> What to do
Return exactly the lines of the data below, from the one that contains "Extract the structured" through the final line, and leave out every picture.

▬▬▬

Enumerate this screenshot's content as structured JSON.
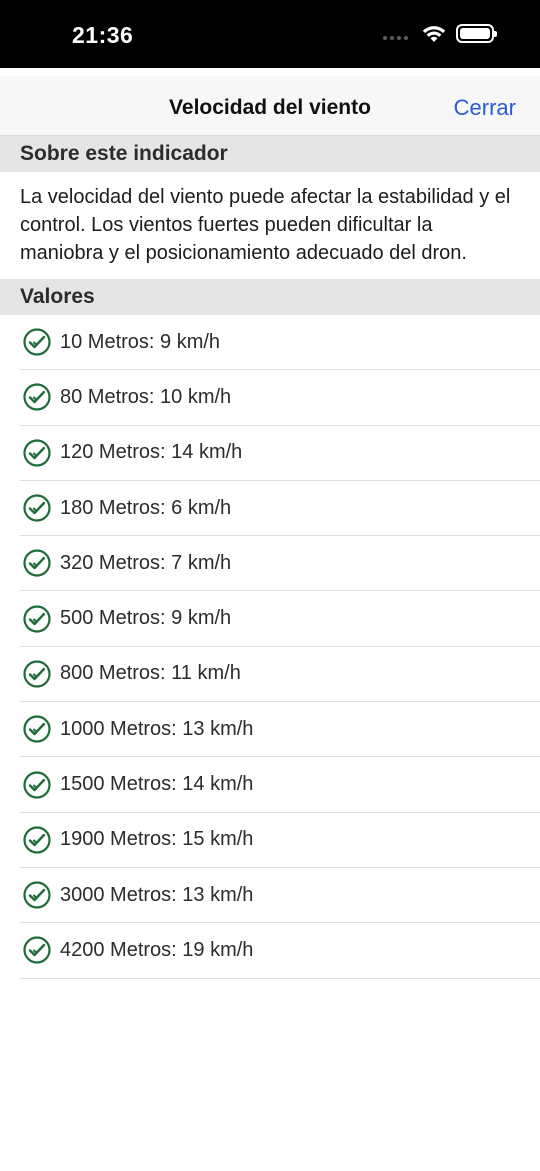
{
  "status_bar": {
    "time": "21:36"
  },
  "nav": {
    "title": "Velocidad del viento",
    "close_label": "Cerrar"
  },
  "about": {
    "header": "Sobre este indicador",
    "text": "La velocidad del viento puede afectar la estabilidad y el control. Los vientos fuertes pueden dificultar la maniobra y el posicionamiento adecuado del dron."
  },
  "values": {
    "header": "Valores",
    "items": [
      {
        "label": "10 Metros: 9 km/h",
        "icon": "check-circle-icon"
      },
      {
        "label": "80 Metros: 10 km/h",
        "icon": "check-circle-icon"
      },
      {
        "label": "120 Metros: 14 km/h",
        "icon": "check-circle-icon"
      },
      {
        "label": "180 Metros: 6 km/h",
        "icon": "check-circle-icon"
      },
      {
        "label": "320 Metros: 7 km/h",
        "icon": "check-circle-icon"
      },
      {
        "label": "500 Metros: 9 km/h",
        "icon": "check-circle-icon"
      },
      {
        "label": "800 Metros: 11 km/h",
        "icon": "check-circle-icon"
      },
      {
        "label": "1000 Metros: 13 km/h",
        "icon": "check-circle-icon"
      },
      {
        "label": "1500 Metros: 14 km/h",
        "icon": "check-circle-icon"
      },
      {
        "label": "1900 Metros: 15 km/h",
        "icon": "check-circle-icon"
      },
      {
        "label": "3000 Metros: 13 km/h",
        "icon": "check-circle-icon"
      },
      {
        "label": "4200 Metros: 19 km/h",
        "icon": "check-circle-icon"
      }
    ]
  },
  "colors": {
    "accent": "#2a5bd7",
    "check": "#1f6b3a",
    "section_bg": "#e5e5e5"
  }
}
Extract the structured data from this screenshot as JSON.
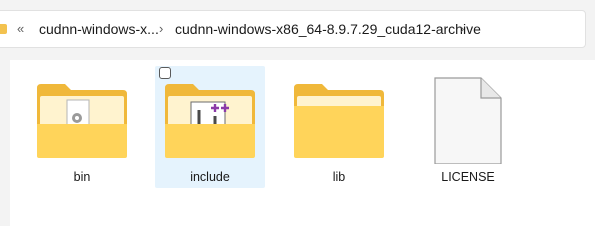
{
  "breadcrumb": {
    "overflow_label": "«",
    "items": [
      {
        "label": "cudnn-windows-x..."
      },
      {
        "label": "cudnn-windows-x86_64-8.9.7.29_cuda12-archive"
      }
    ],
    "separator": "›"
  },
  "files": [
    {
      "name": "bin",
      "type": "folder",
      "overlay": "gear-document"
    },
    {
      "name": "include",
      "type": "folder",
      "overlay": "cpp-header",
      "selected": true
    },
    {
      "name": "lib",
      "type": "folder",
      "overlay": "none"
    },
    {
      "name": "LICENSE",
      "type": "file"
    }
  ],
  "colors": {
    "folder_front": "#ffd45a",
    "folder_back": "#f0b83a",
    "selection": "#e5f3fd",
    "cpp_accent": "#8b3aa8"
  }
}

▬▬▬

> Reply
Extract the structured data from this screenshot as JSON.
{
  "breadcrumb": {
    "overflow_label": "«",
    "items": [
      {
        "label": "cudnn-windows-x..."
      },
      {
        "label": "cudnn-windows-x86_64-8.9.7.29_cuda12-archive"
      }
    ],
    "separator": "›"
  },
  "files": [
    {
      "name": "bin",
      "type": "folder",
      "overlay": "gear-document"
    },
    {
      "name": "include",
      "type": "folder",
      "overlay": "cpp-header",
      "selected": true
    },
    {
      "name": "lib",
      "type": "folder",
      "overlay": "none"
    },
    {
      "name": "LICENSE",
      "type": "file"
    }
  ],
  "colors": {
    "folder_front": "#ffd45a",
    "folder_back": "#f0b83a",
    "selection": "#e5f3fd",
    "cpp_accent": "#8b3aa8"
  }
}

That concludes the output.